TASK PROMPT: Every record should be written out exactly, please.
--- DATA SUPPLIED ---
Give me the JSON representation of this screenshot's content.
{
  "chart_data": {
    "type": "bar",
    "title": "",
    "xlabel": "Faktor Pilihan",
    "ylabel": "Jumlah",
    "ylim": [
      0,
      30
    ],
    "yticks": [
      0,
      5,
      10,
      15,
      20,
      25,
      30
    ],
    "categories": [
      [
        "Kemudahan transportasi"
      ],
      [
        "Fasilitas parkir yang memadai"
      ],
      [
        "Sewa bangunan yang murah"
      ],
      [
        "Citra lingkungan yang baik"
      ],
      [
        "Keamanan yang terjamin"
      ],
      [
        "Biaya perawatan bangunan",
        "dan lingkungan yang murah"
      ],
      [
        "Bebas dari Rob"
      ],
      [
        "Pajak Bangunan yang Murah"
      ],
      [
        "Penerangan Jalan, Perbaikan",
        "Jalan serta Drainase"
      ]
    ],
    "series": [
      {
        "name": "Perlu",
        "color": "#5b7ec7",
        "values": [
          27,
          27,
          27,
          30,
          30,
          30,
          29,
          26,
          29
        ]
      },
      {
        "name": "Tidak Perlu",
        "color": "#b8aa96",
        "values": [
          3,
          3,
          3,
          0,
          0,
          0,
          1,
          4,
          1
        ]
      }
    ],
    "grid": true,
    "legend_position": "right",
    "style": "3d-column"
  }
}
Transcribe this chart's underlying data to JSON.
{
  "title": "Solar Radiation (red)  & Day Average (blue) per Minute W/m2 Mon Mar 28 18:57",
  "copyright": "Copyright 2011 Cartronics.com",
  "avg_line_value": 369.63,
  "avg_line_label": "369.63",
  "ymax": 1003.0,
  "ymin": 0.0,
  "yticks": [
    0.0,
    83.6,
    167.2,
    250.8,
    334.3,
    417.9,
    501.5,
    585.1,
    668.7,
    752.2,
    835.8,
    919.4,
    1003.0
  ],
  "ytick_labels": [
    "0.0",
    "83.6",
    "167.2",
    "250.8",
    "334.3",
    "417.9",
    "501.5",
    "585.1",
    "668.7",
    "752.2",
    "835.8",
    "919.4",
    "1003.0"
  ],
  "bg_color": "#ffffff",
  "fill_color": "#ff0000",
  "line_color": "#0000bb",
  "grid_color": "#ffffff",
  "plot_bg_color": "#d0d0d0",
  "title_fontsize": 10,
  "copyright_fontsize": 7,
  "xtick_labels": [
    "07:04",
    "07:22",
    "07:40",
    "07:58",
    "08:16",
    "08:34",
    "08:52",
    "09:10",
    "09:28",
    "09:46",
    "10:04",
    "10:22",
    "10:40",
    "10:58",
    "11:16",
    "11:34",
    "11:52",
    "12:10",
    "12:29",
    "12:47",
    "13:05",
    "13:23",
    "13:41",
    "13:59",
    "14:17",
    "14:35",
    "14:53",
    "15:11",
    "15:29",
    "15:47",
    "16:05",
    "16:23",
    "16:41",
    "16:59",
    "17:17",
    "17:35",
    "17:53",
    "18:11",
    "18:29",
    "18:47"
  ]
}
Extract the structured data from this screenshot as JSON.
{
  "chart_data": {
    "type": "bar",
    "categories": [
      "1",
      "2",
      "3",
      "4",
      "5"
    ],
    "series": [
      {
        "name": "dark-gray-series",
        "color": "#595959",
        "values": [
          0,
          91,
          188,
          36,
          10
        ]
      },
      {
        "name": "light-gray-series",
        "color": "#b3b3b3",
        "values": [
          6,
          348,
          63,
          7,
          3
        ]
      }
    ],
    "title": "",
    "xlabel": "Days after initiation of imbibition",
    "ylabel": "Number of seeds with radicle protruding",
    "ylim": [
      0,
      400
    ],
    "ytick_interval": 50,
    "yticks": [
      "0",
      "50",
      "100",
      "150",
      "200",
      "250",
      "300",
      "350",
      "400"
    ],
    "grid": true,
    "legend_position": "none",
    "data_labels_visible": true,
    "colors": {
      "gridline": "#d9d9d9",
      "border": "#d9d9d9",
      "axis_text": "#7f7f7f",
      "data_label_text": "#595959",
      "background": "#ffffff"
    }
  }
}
---
COMPLETED EXERCISE:
Give me the JSON representation of this screenshot's content.
{
  "chart_data": {
    "type": "bar",
    "title": "",
    "xlabel": "Faktor Pilihan",
    "ylabel": "Jumlah",
    "ylim": [
      0,
      30
    ],
    "yticks": [
      0,
      5,
      10,
      15,
      20,
      25,
      30
    ],
    "categories": [
      [
        "Kemudahan transportasi"
      ],
      [
        "Fasilitas parkir yang memadai"
      ],
      [
        "Sewa bangunan yang murah"
      ],
      [
        "Citra lingkungan yang baik"
      ],
      [
        "Keamanan yang terjamin"
      ],
      [
        "Biaya perawatan bangunan",
        "dan lingkungan yang murah"
      ],
      [
        "Bebas dari Rob"
      ],
      [
        "Pajak Bangunan yang Murah"
      ],
      [
        "Penerangan Jalan, Perbaikan",
        "Jalan serta Drainase"
      ]
    ],
    "series": [
      {
        "name": "Perlu",
        "color": "#5b7ec7",
        "values": [
          27,
          27,
          27,
          30,
          30,
          30,
          29,
          26,
          29
        ]
      },
      {
        "name": "Tidak Perlu",
        "color": "#b8aa96",
        "values": [
          3,
          3,
          3,
          0,
          0,
          0,
          1,
          4,
          1
        ]
      }
    ],
    "grid": true,
    "legend_position": "right",
    "style": "3d-column"
  }
}
Transcribe this chart's underlying data to JSON.
{
  "title": "Solar Radiation (red)  & Day Average (blue) per Minute W/m2 Mon Mar 28 18:57",
  "copyright": "Copyright 2011 Cartronics.com",
  "avg_line_value": 369.63,
  "avg_line_label": "369.63",
  "ymax": 1003.0,
  "ymin": 0.0,
  "yticks": [
    0.0,
    83.6,
    167.2,
    250.8,
    334.3,
    417.9,
    501.5,
    585.1,
    668.7,
    752.2,
    835.8,
    919.4,
    1003.0
  ],
  "ytick_labels": [
    "0.0",
    "83.6",
    "167.2",
    "250.8",
    "334.3",
    "417.9",
    "501.5",
    "585.1",
    "668.7",
    "752.2",
    "835.8",
    "919.4",
    "1003.0"
  ],
  "bg_color": "#ffffff",
  "fill_color": "#ff0000",
  "line_color": "#0000bb",
  "grid_color": "#ffffff",
  "plot_bg_color": "#d0d0d0",
  "title_fontsize": 10,
  "copyright_fontsize": 7,
  "xtick_labels": [
    "07:04",
    "07:22",
    "07:40",
    "07:58",
    "08:16",
    "08:34",
    "08:52",
    "09:10",
    "09:28",
    "09:46",
    "10:04",
    "10:22",
    "10:40",
    "10:58",
    "11:16",
    "11:34",
    "11:52",
    "12:10",
    "12:29",
    "12:47",
    "13:05",
    "13:23",
    "13:41",
    "13:59",
    "14:17",
    "14:35",
    "14:53",
    "15:11",
    "15:29",
    "15:47",
    "16:05",
    "16:23",
    "16:41",
    "16:59",
    "17:17",
    "17:35",
    "17:53",
    "18:11",
    "18:29",
    "18:47"
  ]
}
Extract the structured data from this screenshot as JSON.
{
  "chart_data": {
    "type": "bar",
    "categories": [
      "1",
      "2",
      "3",
      "4",
      "5"
    ],
    "series": [
      {
        "name": "dark-gray-series",
        "color": "#595959",
        "values": [
          0,
          91,
          188,
          36,
          10
        ]
      },
      {
        "name": "light-gray-series",
        "color": "#b3b3b3",
        "values": [
          6,
          348,
          63,
          7,
          3
        ]
      }
    ],
    "title": "",
    "xlabel": "Days after initiation of imbibition",
    "ylabel": "Number of seeds with radicle protruding",
    "ylim": [
      0,
      400
    ],
    "ytick_interval": 50,
    "yticks": [
      "0",
      "50",
      "100",
      "150",
      "200",
      "250",
      "300",
      "350",
      "400"
    ],
    "grid": true,
    "legend_position": "none",
    "data_labels_visible": true,
    "colors": {
      "gridline": "#d9d9d9",
      "border": "#d9d9d9",
      "axis_text": "#7f7f7f",
      "data_label_text": "#595959",
      "background": "#ffffff"
    }
  }
}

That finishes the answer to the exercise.